§ **Records to process**:

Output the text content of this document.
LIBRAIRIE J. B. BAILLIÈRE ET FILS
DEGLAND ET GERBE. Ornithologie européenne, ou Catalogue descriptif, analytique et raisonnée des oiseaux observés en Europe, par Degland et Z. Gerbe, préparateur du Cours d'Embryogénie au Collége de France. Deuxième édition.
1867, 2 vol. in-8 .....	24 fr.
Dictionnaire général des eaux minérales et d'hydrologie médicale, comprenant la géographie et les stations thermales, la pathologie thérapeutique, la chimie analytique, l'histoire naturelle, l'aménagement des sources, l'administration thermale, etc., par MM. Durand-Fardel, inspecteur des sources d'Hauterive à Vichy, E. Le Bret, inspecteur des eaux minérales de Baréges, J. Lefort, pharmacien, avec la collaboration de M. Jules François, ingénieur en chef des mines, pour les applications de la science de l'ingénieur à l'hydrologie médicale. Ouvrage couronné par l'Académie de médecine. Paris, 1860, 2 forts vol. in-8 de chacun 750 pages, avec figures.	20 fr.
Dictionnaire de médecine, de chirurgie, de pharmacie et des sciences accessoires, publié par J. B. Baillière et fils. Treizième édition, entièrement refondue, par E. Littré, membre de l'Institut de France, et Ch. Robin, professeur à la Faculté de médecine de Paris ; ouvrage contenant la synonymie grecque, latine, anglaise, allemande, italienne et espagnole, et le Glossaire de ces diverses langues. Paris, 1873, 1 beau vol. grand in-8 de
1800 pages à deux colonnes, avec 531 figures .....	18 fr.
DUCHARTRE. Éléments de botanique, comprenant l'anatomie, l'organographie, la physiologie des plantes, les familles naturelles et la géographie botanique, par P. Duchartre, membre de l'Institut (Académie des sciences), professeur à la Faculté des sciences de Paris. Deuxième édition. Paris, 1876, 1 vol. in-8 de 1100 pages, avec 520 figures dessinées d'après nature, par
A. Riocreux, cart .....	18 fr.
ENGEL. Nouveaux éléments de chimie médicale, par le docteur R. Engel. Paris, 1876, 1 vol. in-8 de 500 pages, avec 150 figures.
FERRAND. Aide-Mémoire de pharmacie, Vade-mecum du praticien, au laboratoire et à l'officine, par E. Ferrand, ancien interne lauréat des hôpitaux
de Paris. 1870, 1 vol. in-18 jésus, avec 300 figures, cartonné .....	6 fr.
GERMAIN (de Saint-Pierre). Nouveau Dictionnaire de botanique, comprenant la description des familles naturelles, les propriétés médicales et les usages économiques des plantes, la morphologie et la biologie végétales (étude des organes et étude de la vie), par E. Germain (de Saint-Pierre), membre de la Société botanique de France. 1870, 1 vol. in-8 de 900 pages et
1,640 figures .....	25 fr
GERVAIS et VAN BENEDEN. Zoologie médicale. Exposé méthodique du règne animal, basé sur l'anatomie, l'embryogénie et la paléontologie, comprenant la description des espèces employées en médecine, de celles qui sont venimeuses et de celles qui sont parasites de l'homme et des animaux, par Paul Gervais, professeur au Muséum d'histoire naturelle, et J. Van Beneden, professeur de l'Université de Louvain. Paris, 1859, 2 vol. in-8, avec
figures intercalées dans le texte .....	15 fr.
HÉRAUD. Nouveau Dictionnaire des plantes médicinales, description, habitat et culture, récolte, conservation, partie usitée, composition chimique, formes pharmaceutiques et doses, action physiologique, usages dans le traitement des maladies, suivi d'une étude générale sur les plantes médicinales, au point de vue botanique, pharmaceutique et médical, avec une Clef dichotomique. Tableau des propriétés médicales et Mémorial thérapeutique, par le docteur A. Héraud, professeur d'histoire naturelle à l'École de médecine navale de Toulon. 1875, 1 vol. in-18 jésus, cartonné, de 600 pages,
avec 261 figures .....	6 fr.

§ **Brief**: Output the complete data exactly as written.

§ **Task response**:
Output the text content of this document.
LIBRAIRIE J. B. BAILLIÈRE ET FILS
DEGLAND ET GERBE. Ornithologie européenne, ou Catalogue descriptif, analytique et raisonnée des oiseaux observés en Europe, par Degland et Z. Gerbe, préparateur du Cours d'Embryogénie au Collége de France. Deuxième édition.
1867, 2 vol. in-8 .....	24 fr.
Dictionnaire général des eaux minérales et d'hydrologie médicale, comprenant la géographie et les stations thermales, la pathologie thérapeutique, la chimie analytique, l'histoire naturelle, l'aménagement des sources, l'administration thermale, etc., par MM. Durand-Fardel, inspecteur des sources d'Hauterive à Vichy, E. Le Bret, inspecteur des eaux minérales de Baréges, J. Lefort, pharmacien, avec la collaboration de M. Jules François, ingénieur en chef des mines, pour les applications de la science de l'ingénieur à l'hydrologie médicale. Ouvrage couronné par l'Académie de médecine. Paris, 1860, 2 forts vol. in-8 de chacun 750 pages, avec figures.	20 fr.
Dictionnaire de médecine, de chirurgie, de pharmacie et des sciences accessoires, publié par J. B. Baillière et fils. Treizième édition, entièrement refondue, par E. Littré, membre de l'Institut de France, et Ch. Robin, professeur à la Faculté de médecine de Paris ; ouvrage contenant la synonymie grecque, latine, anglaise, allemande, italienne et espagnole, et le Glossaire de ces diverses langues. Paris, 1873, 1 beau vol. grand in-8 de
1800 pages à deux colonnes, avec 531 figures .....	18 fr.
DUCHARTRE. Éléments de botanique, comprenant l'anatomie, l'organographie, la physiologie des plantes, les familles naturelles et la géographie botanique, par P. Duchartre, membre de l'Institut (Académie des sciences), professeur à la Faculté des sciences de Paris. Deuxième édition. Paris, 1876, 1 vol. in-8 de 1100 pages, avec 520 figures dessinées d'après nature, par
A. Riocreux, cart .....	18 fr.
ENGEL. Nouveaux éléments de chimie médicale, par le docteur R. Engel. Paris, 1876, 1 vol. in-8 de 500 pages, avec 150 figures.
FERRAND. Aide-Mémoire de pharmacie, Vade-mecum du praticien, au laboratoire et à l'officine, par E. Ferrand, ancien interne lauréat des hôpitaux
de Paris. 1870, 1 vol. in-18 jésus, avec 300 figures, cartonné .....	6 fr.
GERMAIN (de Saint-Pierre). Nouveau Dictionnaire de botanique, comprenant la description des familles naturelles, les propriétés médicales et les usages économiques des plantes, la morphologie et la biologie végétales (étude des organes et étude de la vie), par E. Germain (de Saint-Pierre), membre de la Société botanique de France. 1870, 1 vol. in-8 de 900 pages et
1,640 figures .....	25 fr
GERVAIS et VAN BENEDEN. Zoologie médicale. Exposé méthodique du règne animal, basé sur l'anatomie, l'embryogénie et la paléontologie, comprenant la description des espèces employées en médecine, de celles qui sont venimeuses et de celles qui sont parasites de l'homme et des animaux, par Paul Gervais, professeur au Muséum d'histoire naturelle, et J. Van Beneden, professeur de l'Université de Louvain. Paris, 1859, 2 vol. in-8, avec
figures intercalées dans le texte .....	15 fr.
HÉRAUD. Nouveau Dictionnaire des plantes médicinales, description, habitat et culture, récolte, conservation, partie usitée, composition chimique, formes pharmaceutiques et doses, action physiologique, usages dans le traitement des maladies, suivi d'une étude générale sur les plantes médicinales, au point de vue botanique, pharmaceutique et médical, avec une Clef dichotomique. Tableau des propriétés médicales et Mémorial thérapeutique, par le docteur A. Héraud, professeur d'histoire naturelle à l'École de médecine navale de Toulon. 1875, 1 vol. in-18 jésus, cartonné, de 600 pages,
avec 261 figures .....	6 fr.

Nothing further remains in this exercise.